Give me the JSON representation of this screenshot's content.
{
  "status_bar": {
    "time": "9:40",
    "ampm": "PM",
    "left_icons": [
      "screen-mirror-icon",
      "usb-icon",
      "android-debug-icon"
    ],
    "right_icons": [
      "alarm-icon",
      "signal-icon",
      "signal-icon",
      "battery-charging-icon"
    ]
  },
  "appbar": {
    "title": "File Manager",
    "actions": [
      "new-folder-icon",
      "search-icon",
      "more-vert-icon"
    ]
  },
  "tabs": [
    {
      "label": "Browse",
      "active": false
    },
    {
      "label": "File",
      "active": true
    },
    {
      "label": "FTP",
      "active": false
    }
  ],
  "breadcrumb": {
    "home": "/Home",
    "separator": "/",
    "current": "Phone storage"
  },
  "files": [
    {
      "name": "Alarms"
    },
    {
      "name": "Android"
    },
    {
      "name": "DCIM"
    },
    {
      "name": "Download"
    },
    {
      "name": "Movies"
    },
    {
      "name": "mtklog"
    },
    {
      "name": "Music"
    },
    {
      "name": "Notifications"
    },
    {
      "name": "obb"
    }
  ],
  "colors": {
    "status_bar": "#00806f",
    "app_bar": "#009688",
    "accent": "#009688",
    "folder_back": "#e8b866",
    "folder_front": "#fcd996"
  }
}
----------------------------------------
# Stated goal
Return each entry from above without altering a single character.

# Task output
Give me the JSON representation of this screenshot's content.
{
  "status_bar": {
    "time": "9:40",
    "ampm": "PM",
    "left_icons": [
      "screen-mirror-icon",
      "usb-icon",
      "android-debug-icon"
    ],
    "right_icons": [
      "alarm-icon",
      "signal-icon",
      "signal-icon",
      "battery-charging-icon"
    ]
  },
  "appbar": {
    "title": "File Manager",
    "actions": [
      "new-folder-icon",
      "search-icon",
      "more-vert-icon"
    ]
  },
  "tabs": [
    {
      "label": "Browse",
      "active": false
    },
    {
      "label": "File",
      "active": true
    },
    {
      "label": "FTP",
      "active": false
    }
  ],
  "breadcrumb": {
    "home": "/Home",
    "separator": "/",
    "current": "Phone storage"
  },
  "files": [
    {
      "name": "Alarms"
    },
    {
      "name": "Android"
    },
    {
      "name": "DCIM"
    },
    {
      "name": "Download"
    },
    {
      "name": "Movies"
    },
    {
      "name": "mtklog"
    },
    {
      "name": "Music"
    },
    {
      "name": "Notifications"
    },
    {
      "name": "obb"
    }
  ],
  "colors": {
    "status_bar": "#00806f",
    "app_bar": "#009688",
    "accent": "#009688",
    "folder_back": "#e8b866",
    "folder_front": "#fcd996"
  }
}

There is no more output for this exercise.